[Box coordinate listings]

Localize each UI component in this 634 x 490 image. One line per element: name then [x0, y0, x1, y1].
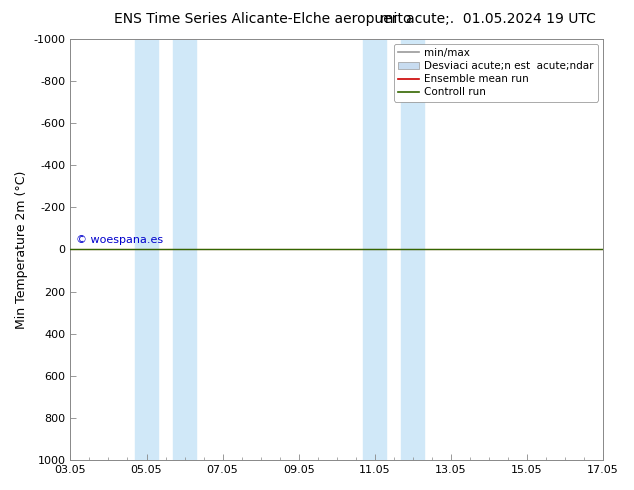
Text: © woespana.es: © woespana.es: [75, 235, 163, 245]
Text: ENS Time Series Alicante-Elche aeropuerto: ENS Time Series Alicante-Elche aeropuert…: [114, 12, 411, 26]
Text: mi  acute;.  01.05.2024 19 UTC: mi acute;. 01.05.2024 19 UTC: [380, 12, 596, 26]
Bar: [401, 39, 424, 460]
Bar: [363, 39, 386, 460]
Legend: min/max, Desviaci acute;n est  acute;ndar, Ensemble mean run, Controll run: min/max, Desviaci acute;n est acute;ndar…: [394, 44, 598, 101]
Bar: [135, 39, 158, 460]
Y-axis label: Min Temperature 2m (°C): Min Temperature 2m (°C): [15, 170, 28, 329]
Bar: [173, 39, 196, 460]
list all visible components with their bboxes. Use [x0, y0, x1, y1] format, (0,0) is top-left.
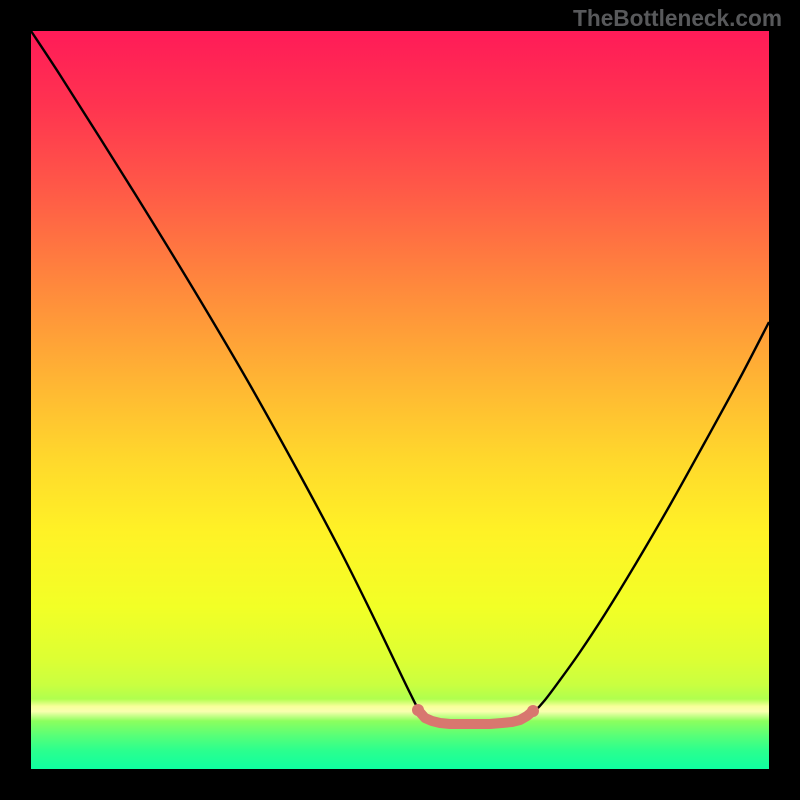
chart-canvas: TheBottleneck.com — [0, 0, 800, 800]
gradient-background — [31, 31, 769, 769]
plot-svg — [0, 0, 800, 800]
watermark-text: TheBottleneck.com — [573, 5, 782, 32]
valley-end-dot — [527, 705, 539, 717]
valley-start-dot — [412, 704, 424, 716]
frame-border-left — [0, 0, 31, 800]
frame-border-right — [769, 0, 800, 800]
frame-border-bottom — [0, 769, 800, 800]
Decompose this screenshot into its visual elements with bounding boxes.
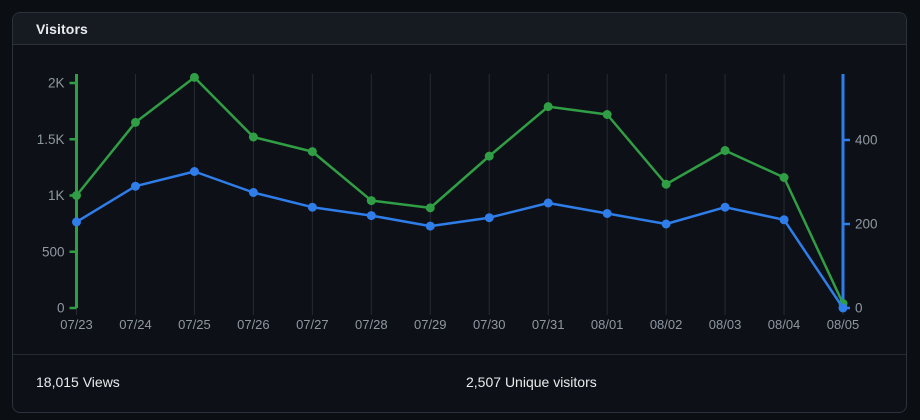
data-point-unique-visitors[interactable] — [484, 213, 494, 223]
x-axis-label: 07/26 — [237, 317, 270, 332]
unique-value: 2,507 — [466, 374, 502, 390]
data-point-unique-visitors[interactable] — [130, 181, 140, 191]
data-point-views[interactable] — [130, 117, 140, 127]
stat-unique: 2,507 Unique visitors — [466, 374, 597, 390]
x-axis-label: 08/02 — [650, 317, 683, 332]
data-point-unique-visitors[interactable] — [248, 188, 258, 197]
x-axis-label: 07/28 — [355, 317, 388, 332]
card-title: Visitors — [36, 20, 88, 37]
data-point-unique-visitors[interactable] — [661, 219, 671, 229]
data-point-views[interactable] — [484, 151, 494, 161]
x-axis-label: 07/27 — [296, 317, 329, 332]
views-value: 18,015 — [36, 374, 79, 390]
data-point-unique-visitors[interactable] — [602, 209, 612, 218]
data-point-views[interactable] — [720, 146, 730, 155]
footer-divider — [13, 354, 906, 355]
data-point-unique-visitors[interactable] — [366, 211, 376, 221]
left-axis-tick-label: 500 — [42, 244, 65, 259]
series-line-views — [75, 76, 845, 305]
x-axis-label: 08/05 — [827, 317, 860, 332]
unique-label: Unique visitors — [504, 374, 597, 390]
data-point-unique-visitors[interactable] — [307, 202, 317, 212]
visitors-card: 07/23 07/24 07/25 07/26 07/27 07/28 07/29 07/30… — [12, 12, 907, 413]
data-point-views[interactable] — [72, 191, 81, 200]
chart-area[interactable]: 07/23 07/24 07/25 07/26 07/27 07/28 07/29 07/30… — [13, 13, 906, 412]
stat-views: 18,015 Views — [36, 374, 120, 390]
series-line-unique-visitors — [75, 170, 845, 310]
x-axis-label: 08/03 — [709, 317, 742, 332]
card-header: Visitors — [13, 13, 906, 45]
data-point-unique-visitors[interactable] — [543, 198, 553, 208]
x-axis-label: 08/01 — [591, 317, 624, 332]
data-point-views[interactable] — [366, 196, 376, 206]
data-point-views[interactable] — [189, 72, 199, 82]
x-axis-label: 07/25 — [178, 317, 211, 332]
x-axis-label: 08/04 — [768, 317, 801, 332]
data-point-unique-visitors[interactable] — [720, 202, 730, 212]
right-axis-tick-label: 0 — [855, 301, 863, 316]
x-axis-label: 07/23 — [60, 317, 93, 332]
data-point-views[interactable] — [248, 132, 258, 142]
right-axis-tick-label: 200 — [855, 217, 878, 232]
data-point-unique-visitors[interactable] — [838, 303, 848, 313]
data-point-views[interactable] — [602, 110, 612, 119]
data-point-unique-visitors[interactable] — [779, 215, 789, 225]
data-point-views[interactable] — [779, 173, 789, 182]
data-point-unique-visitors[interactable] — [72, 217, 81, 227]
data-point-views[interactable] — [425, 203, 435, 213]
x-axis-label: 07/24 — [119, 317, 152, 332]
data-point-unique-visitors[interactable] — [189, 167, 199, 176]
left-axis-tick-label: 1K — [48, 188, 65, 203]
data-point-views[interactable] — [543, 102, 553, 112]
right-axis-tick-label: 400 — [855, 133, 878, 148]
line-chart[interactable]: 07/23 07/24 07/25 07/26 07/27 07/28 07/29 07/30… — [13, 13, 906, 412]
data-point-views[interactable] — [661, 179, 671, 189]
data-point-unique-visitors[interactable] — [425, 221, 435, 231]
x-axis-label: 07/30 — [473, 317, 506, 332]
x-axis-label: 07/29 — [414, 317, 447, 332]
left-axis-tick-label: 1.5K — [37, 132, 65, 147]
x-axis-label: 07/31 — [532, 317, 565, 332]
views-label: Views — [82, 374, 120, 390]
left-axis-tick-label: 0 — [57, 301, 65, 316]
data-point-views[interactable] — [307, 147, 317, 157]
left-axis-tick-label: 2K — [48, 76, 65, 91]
* * *
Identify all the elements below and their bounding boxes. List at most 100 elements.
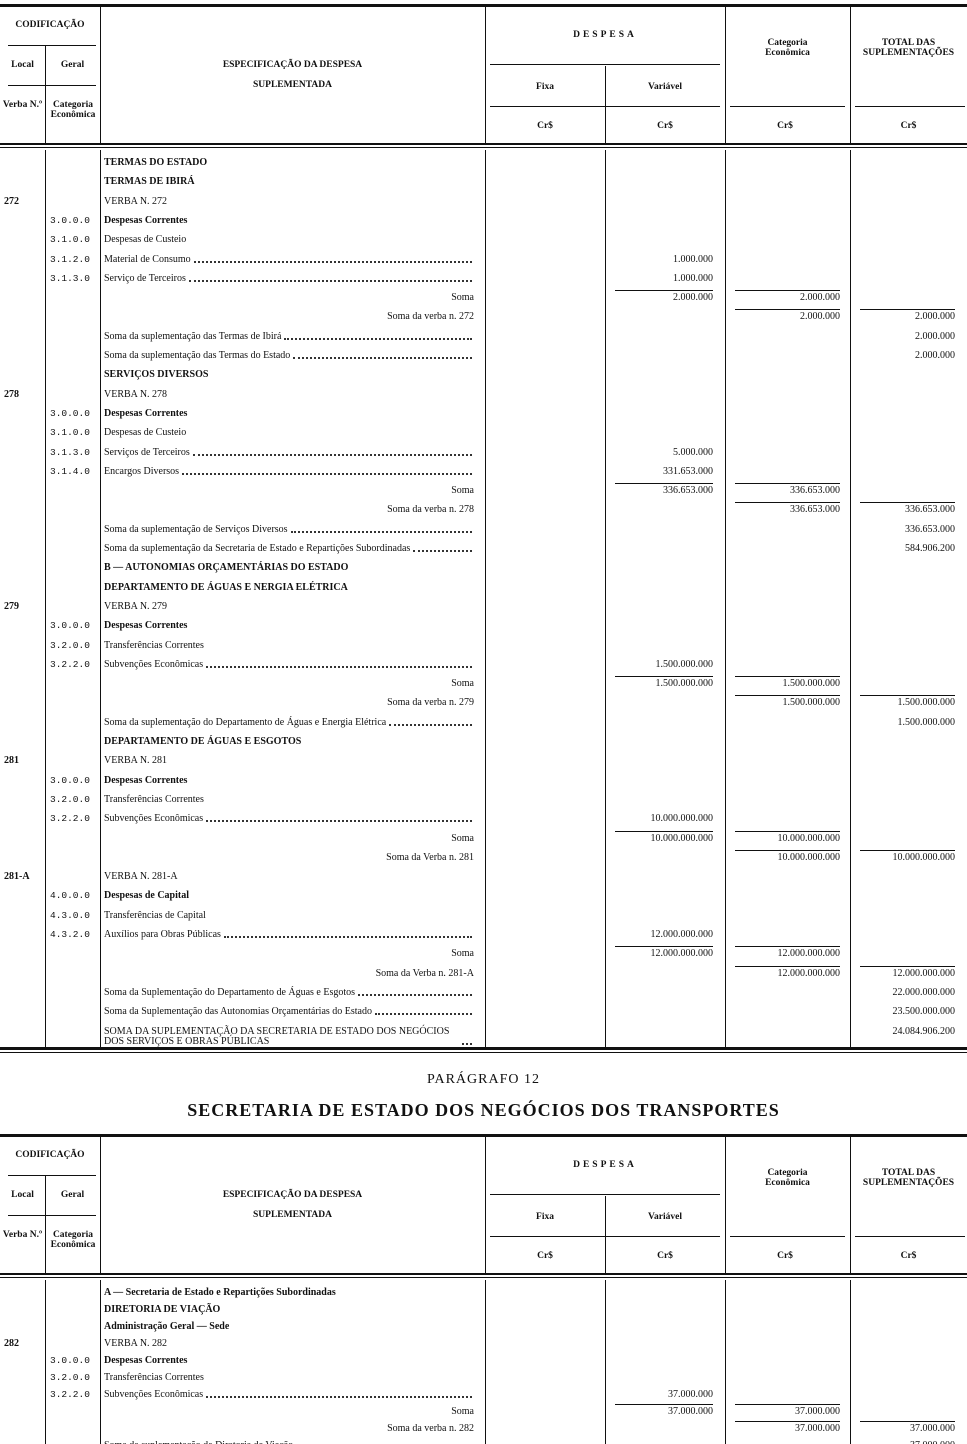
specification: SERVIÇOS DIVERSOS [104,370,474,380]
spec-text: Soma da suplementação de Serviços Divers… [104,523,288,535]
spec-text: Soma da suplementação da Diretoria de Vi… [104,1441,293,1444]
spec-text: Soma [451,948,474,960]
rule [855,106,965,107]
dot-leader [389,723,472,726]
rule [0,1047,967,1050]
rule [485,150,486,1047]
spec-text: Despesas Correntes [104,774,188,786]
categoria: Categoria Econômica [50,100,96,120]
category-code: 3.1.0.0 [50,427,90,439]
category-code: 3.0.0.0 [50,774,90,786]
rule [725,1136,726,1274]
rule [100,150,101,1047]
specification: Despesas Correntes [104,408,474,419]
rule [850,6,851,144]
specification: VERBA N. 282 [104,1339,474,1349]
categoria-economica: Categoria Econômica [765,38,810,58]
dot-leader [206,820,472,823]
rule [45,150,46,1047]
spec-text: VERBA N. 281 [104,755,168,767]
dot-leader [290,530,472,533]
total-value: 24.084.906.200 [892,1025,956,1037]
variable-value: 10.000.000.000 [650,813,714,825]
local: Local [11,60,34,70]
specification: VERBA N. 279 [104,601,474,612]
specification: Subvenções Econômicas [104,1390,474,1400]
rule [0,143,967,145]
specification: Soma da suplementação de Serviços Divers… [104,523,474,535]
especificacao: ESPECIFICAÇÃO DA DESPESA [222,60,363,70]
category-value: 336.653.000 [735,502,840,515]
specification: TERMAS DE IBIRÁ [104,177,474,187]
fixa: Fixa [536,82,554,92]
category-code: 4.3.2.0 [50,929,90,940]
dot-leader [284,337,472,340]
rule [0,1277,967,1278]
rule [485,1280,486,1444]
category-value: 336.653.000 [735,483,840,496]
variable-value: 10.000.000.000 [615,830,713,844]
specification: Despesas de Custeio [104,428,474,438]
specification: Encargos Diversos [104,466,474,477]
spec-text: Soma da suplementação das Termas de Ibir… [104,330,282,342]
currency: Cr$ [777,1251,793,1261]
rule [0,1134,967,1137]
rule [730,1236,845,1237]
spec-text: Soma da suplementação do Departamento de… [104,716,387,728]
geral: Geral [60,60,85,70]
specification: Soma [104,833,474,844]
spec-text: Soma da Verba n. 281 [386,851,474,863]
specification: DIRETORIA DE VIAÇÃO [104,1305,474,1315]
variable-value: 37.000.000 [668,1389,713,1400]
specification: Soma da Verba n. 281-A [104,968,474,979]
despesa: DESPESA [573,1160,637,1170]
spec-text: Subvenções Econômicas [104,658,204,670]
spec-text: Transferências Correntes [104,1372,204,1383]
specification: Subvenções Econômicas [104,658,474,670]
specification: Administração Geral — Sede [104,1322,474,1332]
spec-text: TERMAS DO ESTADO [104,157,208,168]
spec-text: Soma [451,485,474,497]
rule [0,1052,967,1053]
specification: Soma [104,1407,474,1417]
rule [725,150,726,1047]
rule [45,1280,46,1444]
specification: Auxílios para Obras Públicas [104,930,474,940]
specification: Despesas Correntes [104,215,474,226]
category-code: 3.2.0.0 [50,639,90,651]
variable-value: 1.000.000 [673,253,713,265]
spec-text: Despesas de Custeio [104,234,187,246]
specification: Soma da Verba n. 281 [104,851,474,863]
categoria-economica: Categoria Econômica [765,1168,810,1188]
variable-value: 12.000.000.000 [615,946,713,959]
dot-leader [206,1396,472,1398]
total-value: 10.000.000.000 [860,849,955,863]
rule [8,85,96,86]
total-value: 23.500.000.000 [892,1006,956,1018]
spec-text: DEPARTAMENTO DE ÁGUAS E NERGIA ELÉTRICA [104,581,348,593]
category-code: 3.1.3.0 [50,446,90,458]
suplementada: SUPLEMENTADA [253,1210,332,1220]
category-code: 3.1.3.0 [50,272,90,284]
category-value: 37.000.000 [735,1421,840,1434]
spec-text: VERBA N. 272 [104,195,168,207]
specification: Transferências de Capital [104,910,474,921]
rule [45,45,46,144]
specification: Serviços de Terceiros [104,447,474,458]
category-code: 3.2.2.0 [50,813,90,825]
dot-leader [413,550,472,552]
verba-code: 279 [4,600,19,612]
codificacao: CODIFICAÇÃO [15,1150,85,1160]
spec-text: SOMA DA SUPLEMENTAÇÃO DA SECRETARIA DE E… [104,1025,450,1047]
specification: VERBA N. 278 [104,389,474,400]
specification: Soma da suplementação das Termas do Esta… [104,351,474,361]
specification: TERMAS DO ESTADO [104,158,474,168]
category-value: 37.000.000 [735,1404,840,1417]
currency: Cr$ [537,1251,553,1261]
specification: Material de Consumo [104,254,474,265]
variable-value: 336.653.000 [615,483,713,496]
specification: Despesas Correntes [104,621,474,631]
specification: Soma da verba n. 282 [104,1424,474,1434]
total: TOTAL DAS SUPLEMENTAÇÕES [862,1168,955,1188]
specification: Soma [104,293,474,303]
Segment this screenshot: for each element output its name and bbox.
==
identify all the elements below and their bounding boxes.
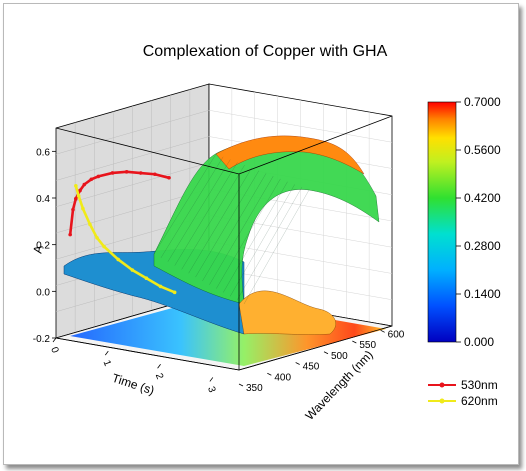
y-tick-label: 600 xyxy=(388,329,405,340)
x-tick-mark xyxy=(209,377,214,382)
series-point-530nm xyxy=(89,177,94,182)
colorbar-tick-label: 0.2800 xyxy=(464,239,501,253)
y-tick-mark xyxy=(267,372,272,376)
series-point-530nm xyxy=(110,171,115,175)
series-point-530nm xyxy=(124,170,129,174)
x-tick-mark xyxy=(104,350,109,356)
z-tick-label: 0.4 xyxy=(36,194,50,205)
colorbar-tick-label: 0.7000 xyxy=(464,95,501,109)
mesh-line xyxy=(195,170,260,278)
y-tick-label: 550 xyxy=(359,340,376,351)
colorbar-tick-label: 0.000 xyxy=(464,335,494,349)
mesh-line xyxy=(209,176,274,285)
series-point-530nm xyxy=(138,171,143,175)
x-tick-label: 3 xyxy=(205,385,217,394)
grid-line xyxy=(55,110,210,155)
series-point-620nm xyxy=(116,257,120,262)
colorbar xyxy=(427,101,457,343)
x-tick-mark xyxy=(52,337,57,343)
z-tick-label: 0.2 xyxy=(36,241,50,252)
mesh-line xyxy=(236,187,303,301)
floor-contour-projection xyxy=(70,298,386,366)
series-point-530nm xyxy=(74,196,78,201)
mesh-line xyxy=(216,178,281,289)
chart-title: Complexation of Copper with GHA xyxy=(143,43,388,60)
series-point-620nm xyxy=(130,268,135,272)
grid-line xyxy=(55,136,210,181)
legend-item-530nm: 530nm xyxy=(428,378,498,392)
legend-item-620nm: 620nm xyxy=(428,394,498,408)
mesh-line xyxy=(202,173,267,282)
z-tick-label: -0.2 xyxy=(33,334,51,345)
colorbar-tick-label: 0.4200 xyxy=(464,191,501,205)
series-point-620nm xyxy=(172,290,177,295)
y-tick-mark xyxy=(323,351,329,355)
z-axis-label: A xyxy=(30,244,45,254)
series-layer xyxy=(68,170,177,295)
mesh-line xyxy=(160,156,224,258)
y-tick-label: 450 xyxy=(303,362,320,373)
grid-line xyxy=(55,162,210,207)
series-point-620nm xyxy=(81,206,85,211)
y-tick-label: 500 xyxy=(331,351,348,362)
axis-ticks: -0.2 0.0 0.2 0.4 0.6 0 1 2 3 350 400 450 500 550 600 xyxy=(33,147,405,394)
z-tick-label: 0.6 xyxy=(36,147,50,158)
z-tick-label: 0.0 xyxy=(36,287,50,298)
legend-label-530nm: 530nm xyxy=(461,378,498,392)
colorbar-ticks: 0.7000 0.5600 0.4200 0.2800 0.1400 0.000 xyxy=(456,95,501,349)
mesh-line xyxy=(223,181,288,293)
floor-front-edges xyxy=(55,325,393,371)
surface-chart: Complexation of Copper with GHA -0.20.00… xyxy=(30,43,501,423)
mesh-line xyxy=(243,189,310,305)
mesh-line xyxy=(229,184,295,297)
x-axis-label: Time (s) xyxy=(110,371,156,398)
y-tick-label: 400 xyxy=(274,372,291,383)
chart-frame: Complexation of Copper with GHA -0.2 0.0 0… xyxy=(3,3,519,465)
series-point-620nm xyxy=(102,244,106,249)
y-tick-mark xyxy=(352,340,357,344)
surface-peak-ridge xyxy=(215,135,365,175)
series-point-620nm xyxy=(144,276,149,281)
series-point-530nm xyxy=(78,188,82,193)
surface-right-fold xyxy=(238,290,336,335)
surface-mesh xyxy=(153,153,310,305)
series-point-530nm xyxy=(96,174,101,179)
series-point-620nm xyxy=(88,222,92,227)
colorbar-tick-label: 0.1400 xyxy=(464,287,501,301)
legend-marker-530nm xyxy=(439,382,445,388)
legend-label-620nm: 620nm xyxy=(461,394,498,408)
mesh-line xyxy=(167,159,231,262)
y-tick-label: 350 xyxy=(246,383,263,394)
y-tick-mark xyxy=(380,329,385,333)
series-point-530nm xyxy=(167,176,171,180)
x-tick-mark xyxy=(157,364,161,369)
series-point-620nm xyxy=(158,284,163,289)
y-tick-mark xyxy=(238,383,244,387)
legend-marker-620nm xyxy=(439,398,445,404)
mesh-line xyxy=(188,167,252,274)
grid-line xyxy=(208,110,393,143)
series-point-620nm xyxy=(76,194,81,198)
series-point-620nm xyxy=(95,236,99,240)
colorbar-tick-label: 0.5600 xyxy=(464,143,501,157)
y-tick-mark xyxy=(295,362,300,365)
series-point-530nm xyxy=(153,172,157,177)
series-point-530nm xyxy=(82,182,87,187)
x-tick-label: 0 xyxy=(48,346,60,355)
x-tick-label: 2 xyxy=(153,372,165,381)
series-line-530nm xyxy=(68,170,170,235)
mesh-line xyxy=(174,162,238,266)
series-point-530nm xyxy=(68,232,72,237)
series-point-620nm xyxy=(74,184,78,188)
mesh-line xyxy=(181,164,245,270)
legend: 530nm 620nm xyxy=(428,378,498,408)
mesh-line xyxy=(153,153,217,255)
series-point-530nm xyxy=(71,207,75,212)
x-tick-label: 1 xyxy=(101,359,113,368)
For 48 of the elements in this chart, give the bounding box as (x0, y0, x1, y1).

WRITTEN REQUEST -
Would you switch every "mesh-line" to "surface-line" in the listing from the line with "y-tick-label: 600 xyxy=(388,329,405,340)" up to and including the line with "mesh-line xyxy=(160,156,224,258)", keeping everything else unchanged, and return only those lines?

TASK ANSWER -
y-tick-label: 600 xyxy=(388,329,405,340)
x-tick-mark xyxy=(209,377,214,382)
series-point-530nm xyxy=(89,177,94,182)
colorbar-tick-label: 0.2800 xyxy=(464,239,501,253)
y-tick-mark xyxy=(267,372,272,376)
series-point-530nm xyxy=(110,171,115,175)
series-point-530nm xyxy=(124,170,129,174)
x-tick-mark xyxy=(104,350,109,356)
z-tick-label: 0.4 xyxy=(36,194,50,205)
colorbar-tick-label: 0.7000 xyxy=(464,95,501,109)
surface-line xyxy=(195,170,260,278)
y-tick-label: 550 xyxy=(359,340,376,351)
colorbar-tick-label: 0.000 xyxy=(464,335,494,349)
surface-line xyxy=(209,176,274,285)
series-point-530nm xyxy=(138,171,143,175)
x-tick-label: 3 xyxy=(205,385,217,394)
grid-line xyxy=(55,110,210,155)
series-point-620nm xyxy=(116,257,120,262)
colorbar xyxy=(427,101,457,343)
x-tick-mark xyxy=(52,337,57,343)
z-tick-label: 0.2 xyxy=(36,241,50,252)
surface-line xyxy=(236,187,303,301)
floor-contour-projection xyxy=(70,298,386,366)
series-point-530nm xyxy=(74,196,78,201)
surface-line xyxy=(216,178,281,289)
chart-title: Complexation of Copper with GHA xyxy=(143,43,388,60)
series-point-620nm xyxy=(130,268,135,272)
grid-line xyxy=(55,136,210,181)
legend-item-530nm: 530nm xyxy=(428,378,498,392)
legend-item-620nm: 620nm xyxy=(428,394,498,408)
surface-line xyxy=(202,173,267,282)
z-tick-label: -0.2 xyxy=(33,334,51,345)
colorbar-tick-label: 0.4200 xyxy=(464,191,501,205)
series-point-620nm xyxy=(172,290,177,295)
y-tick-mark xyxy=(323,351,329,355)
z-axis-label: A xyxy=(30,244,45,254)
series-layer xyxy=(68,170,177,295)
surface-line xyxy=(160,156,224,258)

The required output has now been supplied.